Dataset entries:
---------------

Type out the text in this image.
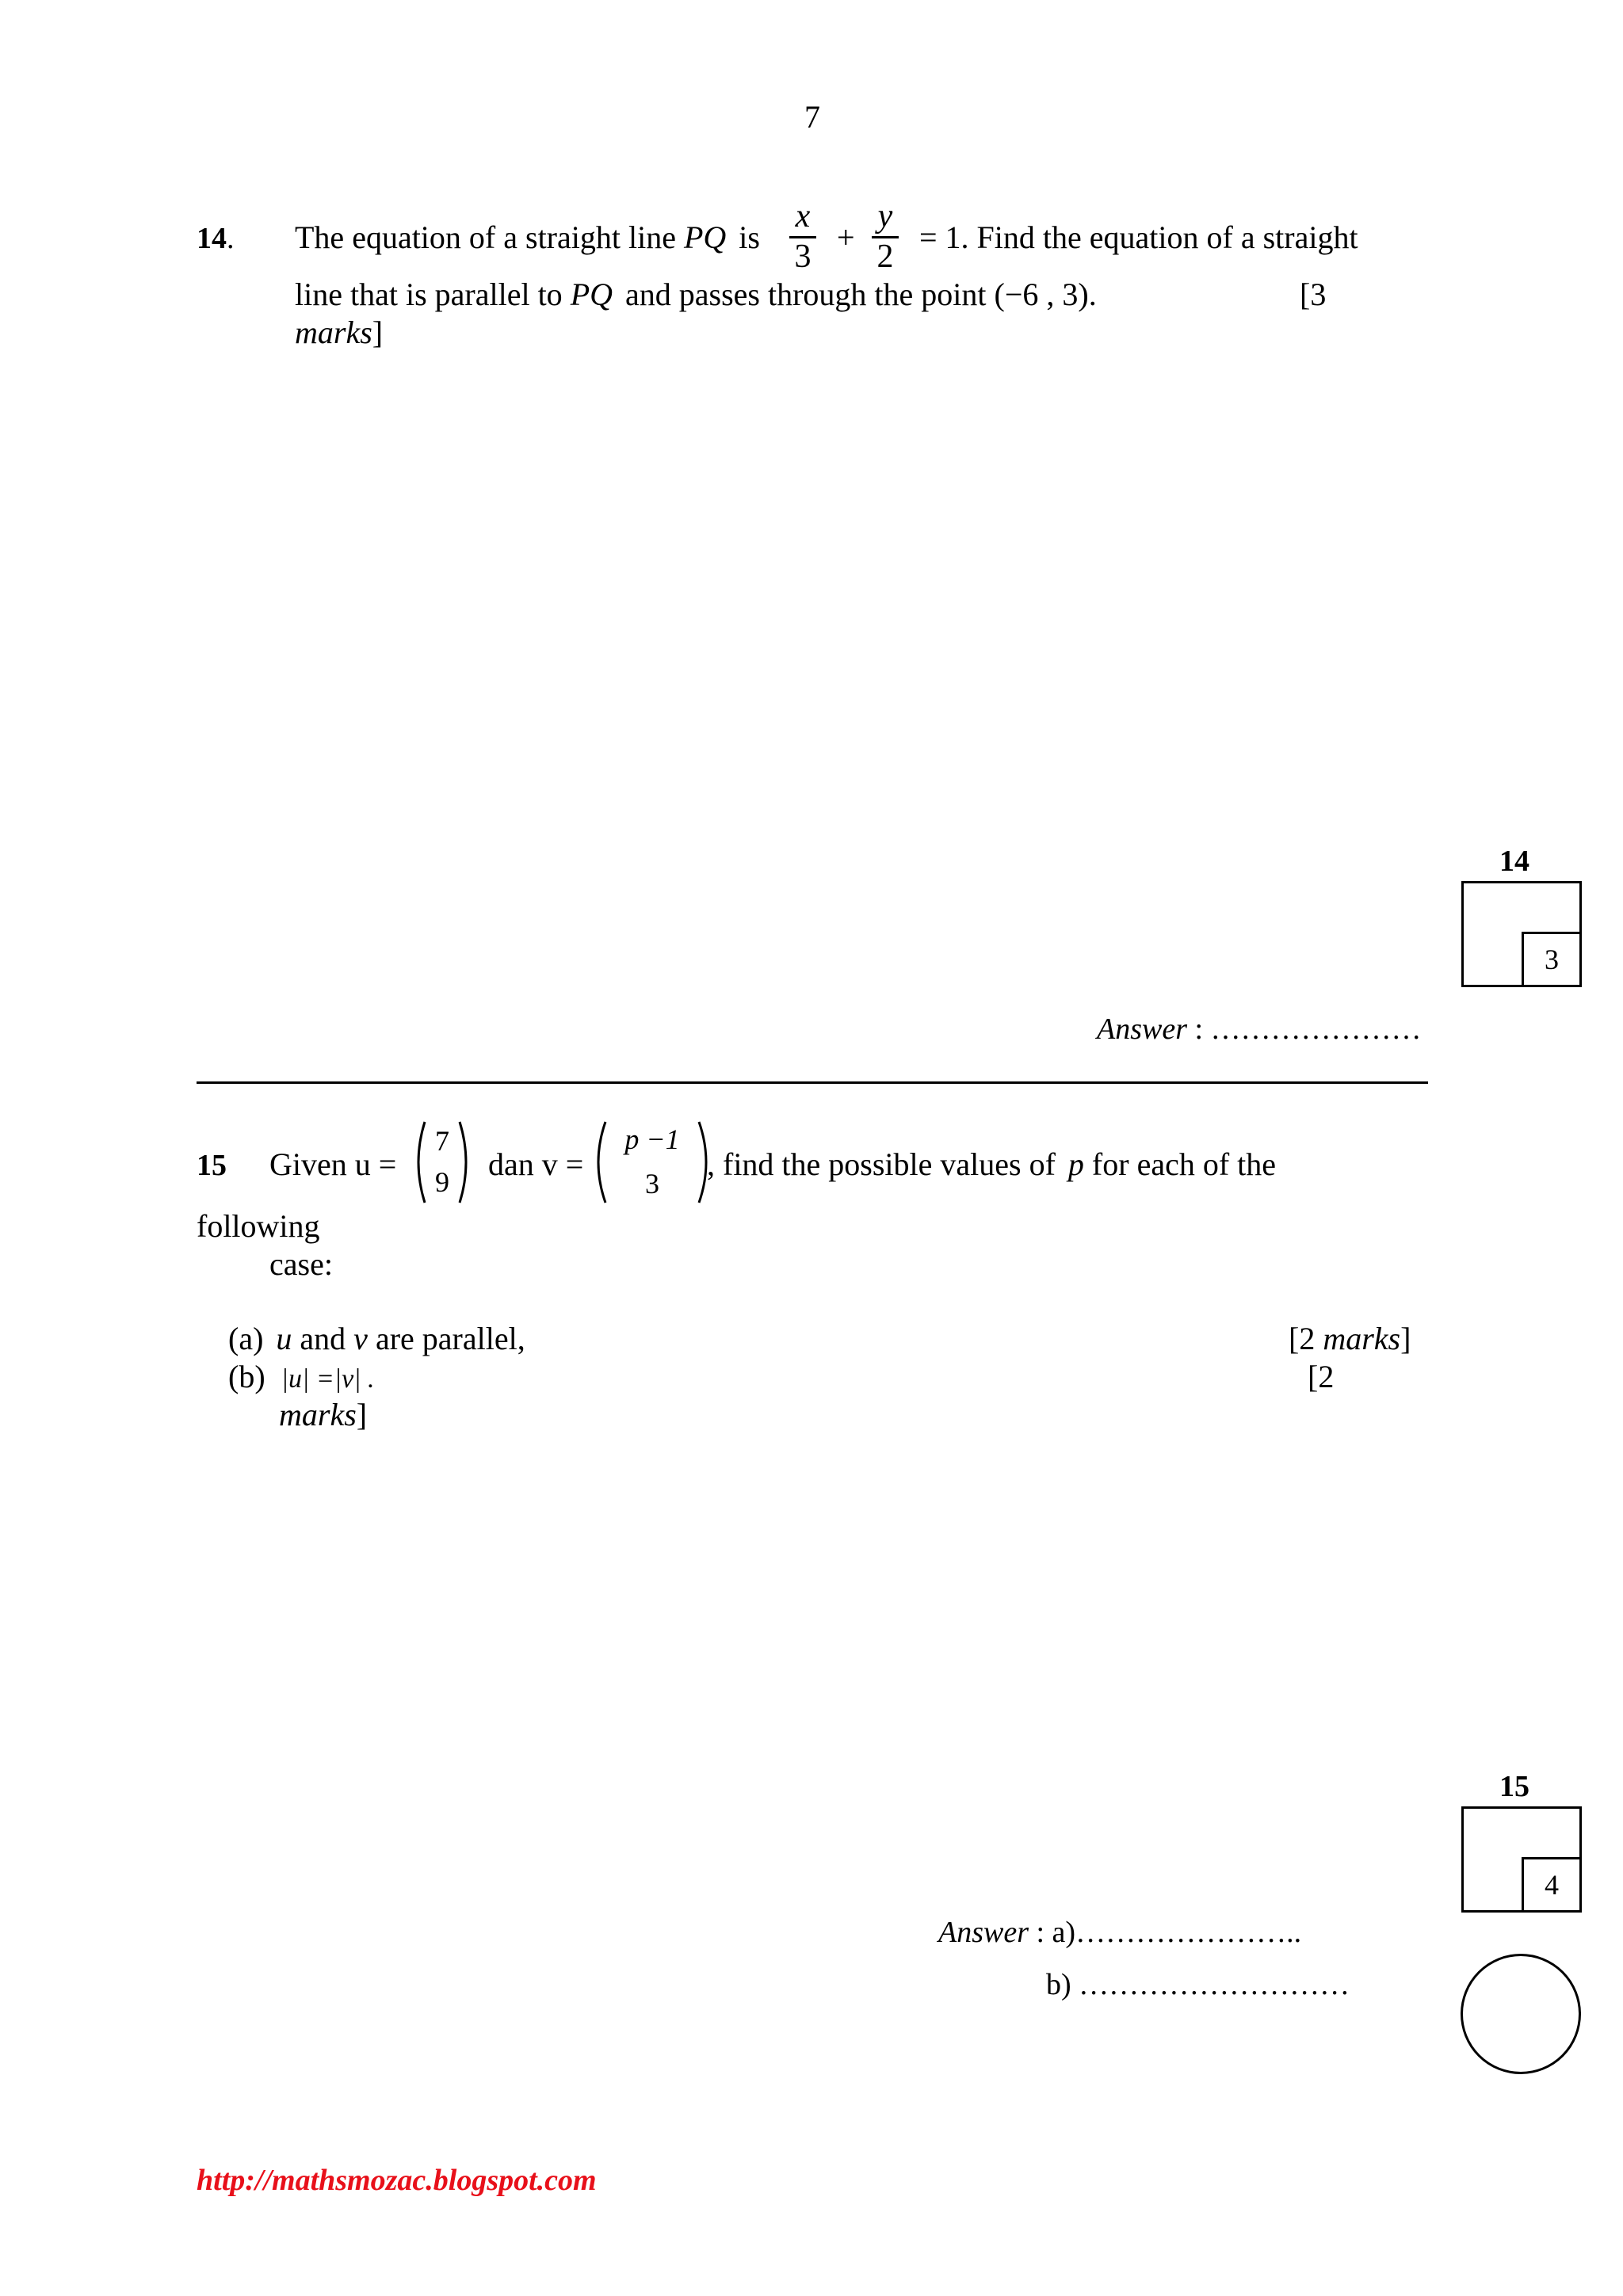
7
14. The equation of a straight line PQ is
x
3
+
y
2
= 1. Find the equation of a straight
line that is parallel to PQ and passes through the point (−6 , 3).	[3
marks]
14
3
Answer : …………………
15 Given u =
7
9	dan v =
p −1
3
, find the possible values of p for each of the
following
case:
(a) u and v are parallel,	[2 marks]
(b) |u| =|v| .	[2
marks]
15
4
Answer : a)…………………..
b) ………………………
http://mathsmozac.blogspot.com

---------------

EXERCISE: Only lines with the word "straight" should be collected from the material.

THE RESULT:
14. The equation of a straight line PQ is
= 1. Find the equation of a straight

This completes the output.